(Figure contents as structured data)
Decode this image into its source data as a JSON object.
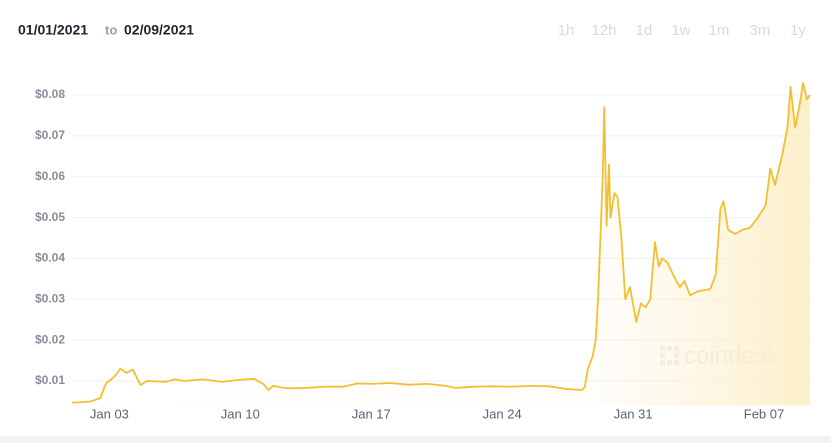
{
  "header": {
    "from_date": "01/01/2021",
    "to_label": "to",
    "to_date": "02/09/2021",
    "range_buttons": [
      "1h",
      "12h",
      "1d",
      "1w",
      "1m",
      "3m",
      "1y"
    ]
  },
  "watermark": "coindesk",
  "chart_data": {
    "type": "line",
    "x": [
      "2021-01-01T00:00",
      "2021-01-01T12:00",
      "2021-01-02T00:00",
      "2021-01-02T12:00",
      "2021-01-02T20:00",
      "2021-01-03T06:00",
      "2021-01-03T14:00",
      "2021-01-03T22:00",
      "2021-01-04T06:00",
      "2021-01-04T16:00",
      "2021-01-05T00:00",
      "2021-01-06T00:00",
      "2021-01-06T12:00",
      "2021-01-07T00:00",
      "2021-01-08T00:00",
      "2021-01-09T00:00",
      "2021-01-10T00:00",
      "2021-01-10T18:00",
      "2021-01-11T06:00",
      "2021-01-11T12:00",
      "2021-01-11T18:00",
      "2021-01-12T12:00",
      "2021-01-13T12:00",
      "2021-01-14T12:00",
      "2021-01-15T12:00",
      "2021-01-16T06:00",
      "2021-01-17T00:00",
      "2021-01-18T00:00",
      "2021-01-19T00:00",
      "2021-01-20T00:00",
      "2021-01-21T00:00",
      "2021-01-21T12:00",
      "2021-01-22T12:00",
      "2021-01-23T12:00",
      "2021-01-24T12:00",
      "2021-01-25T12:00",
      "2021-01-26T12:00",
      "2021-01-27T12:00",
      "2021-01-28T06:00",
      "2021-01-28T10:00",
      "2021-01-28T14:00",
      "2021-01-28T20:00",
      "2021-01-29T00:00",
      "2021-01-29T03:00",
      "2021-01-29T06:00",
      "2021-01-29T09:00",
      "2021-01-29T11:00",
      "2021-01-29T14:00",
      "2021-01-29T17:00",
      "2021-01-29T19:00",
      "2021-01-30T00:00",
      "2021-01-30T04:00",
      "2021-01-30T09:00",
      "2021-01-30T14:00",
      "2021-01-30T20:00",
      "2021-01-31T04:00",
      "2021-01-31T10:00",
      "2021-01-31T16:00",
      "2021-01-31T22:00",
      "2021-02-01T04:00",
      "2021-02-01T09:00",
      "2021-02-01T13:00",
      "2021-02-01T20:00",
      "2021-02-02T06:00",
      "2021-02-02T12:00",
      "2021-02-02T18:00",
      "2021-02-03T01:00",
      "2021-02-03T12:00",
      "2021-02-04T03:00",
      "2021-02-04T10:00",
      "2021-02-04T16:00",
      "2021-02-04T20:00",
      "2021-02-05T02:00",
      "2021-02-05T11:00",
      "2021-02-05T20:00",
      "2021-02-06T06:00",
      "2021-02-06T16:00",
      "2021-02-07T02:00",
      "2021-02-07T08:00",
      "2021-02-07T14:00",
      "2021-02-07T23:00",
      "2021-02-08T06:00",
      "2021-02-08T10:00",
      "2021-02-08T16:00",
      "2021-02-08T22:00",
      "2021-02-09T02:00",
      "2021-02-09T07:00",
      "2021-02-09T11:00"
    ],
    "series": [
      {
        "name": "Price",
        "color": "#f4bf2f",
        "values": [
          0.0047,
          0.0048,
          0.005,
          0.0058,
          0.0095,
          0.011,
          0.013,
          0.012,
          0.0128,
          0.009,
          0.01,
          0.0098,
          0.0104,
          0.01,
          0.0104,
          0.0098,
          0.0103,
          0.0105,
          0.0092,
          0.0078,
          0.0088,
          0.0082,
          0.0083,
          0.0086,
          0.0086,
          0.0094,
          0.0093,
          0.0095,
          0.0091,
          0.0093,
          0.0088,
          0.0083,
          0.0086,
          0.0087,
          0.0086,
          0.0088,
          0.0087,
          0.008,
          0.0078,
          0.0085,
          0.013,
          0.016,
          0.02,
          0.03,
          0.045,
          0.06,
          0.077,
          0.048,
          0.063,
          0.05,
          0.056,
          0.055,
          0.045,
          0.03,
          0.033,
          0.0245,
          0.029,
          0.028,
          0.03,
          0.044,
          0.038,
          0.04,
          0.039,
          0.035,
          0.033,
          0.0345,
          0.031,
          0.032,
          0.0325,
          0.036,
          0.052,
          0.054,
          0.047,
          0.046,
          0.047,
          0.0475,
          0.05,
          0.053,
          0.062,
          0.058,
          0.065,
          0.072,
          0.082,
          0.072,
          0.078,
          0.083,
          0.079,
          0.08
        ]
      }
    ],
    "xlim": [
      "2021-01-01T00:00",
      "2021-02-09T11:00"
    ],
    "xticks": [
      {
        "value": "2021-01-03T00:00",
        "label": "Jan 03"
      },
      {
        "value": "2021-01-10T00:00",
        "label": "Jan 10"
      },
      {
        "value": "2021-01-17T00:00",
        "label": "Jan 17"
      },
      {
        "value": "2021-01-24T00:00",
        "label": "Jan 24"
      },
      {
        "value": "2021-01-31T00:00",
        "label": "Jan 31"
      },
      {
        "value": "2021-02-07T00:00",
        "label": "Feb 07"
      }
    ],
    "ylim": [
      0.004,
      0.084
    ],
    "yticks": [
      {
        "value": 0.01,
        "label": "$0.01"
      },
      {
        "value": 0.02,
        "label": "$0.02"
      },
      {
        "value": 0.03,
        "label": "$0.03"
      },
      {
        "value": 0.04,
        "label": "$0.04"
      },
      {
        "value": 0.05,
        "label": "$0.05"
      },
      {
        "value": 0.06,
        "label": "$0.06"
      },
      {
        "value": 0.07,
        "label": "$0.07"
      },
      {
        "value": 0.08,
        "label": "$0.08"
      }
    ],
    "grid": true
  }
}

- **Exercise details**
Quote every line word for word and keep the images out of the copy.

- **Exercise result**
Decode this image into its source data as a JSON object.
{
  "header": {
    "from_date": "01/01/2021",
    "to_label": "to",
    "to_date": "02/09/2021",
    "range_buttons": [
      "1h",
      "12h",
      "1d",
      "1w",
      "1m",
      "3m",
      "1y"
    ]
  },
  "watermark": "coindesk",
  "chart_data": {
    "type": "line",
    "x": [
      "2021-01-01T00:00",
      "2021-01-01T12:00",
      "2021-01-02T00:00",
      "2021-01-02T12:00",
      "2021-01-02T20:00",
      "2021-01-03T06:00",
      "2021-01-03T14:00",
      "2021-01-03T22:00",
      "2021-01-04T06:00",
      "2021-01-04T16:00",
      "2021-01-05T00:00",
      "2021-01-06T00:00",
      "2021-01-06T12:00",
      "2021-01-07T00:00",
      "2021-01-08T00:00",
      "2021-01-09T00:00",
      "2021-01-10T00:00",
      "2021-01-10T18:00",
      "2021-01-11T06:00",
      "2021-01-11T12:00",
      "2021-01-11T18:00",
      "2021-01-12T12:00",
      "2021-01-13T12:00",
      "2021-01-14T12:00",
      "2021-01-15T12:00",
      "2021-01-16T06:00",
      "2021-01-17T00:00",
      "2021-01-18T00:00",
      "2021-01-19T00:00",
      "2021-01-20T00:00",
      "2021-01-21T00:00",
      "2021-01-21T12:00",
      "2021-01-22T12:00",
      "2021-01-23T12:00",
      "2021-01-24T12:00",
      "2021-01-25T12:00",
      "2021-01-26T12:00",
      "2021-01-27T12:00",
      "2021-01-28T06:00",
      "2021-01-28T10:00",
      "2021-01-28T14:00",
      "2021-01-28T20:00",
      "2021-01-29T00:00",
      "2021-01-29T03:00",
      "2021-01-29T06:00",
      "2021-01-29T09:00",
      "2021-01-29T11:00",
      "2021-01-29T14:00",
      "2021-01-29T17:00",
      "2021-01-29T19:00",
      "2021-01-30T00:00",
      "2021-01-30T04:00",
      "2021-01-30T09:00",
      "2021-01-30T14:00",
      "2021-01-30T20:00",
      "2021-01-31T04:00",
      "2021-01-31T10:00",
      "2021-01-31T16:00",
      "2021-01-31T22:00",
      "2021-02-01T04:00",
      "2021-02-01T09:00",
      "2021-02-01T13:00",
      "2021-02-01T20:00",
      "2021-02-02T06:00",
      "2021-02-02T12:00",
      "2021-02-02T18:00",
      "2021-02-03T01:00",
      "2021-02-03T12:00",
      "2021-02-04T03:00",
      "2021-02-04T10:00",
      "2021-02-04T16:00",
      "2021-02-04T20:00",
      "2021-02-05T02:00",
      "2021-02-05T11:00",
      "2021-02-05T20:00",
      "2021-02-06T06:00",
      "2021-02-06T16:00",
      "2021-02-07T02:00",
      "2021-02-07T08:00",
      "2021-02-07T14:00",
      "2021-02-07T23:00",
      "2021-02-08T06:00",
      "2021-02-08T10:00",
      "2021-02-08T16:00",
      "2021-02-08T22:00",
      "2021-02-09T02:00",
      "2021-02-09T07:00",
      "2021-02-09T11:00"
    ],
    "series": [
      {
        "name": "Price",
        "color": "#f4bf2f",
        "values": [
          0.0047,
          0.0048,
          0.005,
          0.0058,
          0.0095,
          0.011,
          0.013,
          0.012,
          0.0128,
          0.009,
          0.01,
          0.0098,
          0.0104,
          0.01,
          0.0104,
          0.0098,
          0.0103,
          0.0105,
          0.0092,
          0.0078,
          0.0088,
          0.0082,
          0.0083,
          0.0086,
          0.0086,
          0.0094,
          0.0093,
          0.0095,
          0.0091,
          0.0093,
          0.0088,
          0.0083,
          0.0086,
          0.0087,
          0.0086,
          0.0088,
          0.0087,
          0.008,
          0.0078,
          0.0085,
          0.013,
          0.016,
          0.02,
          0.03,
          0.045,
          0.06,
          0.077,
          0.048,
          0.063,
          0.05,
          0.056,
          0.055,
          0.045,
          0.03,
          0.033,
          0.0245,
          0.029,
          0.028,
          0.03,
          0.044,
          0.038,
          0.04,
          0.039,
          0.035,
          0.033,
          0.0345,
          0.031,
          0.032,
          0.0325,
          0.036,
          0.052,
          0.054,
          0.047,
          0.046,
          0.047,
          0.0475,
          0.05,
          0.053,
          0.062,
          0.058,
          0.065,
          0.072,
          0.082,
          0.072,
          0.078,
          0.083,
          0.079,
          0.08
        ]
      }
    ],
    "xlim": [
      "2021-01-01T00:00",
      "2021-02-09T11:00"
    ],
    "xticks": [
      {
        "value": "2021-01-03T00:00",
        "label": "Jan 03"
      },
      {
        "value": "2021-01-10T00:00",
        "label": "Jan 10"
      },
      {
        "value": "2021-01-17T00:00",
        "label": "Jan 17"
      },
      {
        "value": "2021-01-24T00:00",
        "label": "Jan 24"
      },
      {
        "value": "2021-01-31T00:00",
        "label": "Jan 31"
      },
      {
        "value": "2021-02-07T00:00",
        "label": "Feb 07"
      }
    ],
    "ylim": [
      0.004,
      0.084
    ],
    "yticks": [
      {
        "value": 0.01,
        "label": "$0.01"
      },
      {
        "value": 0.02,
        "label": "$0.02"
      },
      {
        "value": 0.03,
        "label": "$0.03"
      },
      {
        "value": 0.04,
        "label": "$0.04"
      },
      {
        "value": 0.05,
        "label": "$0.05"
      },
      {
        "value": 0.06,
        "label": "$0.06"
      },
      {
        "value": 0.07,
        "label": "$0.07"
      },
      {
        "value": 0.08,
        "label": "$0.08"
      }
    ],
    "grid": true
  }
}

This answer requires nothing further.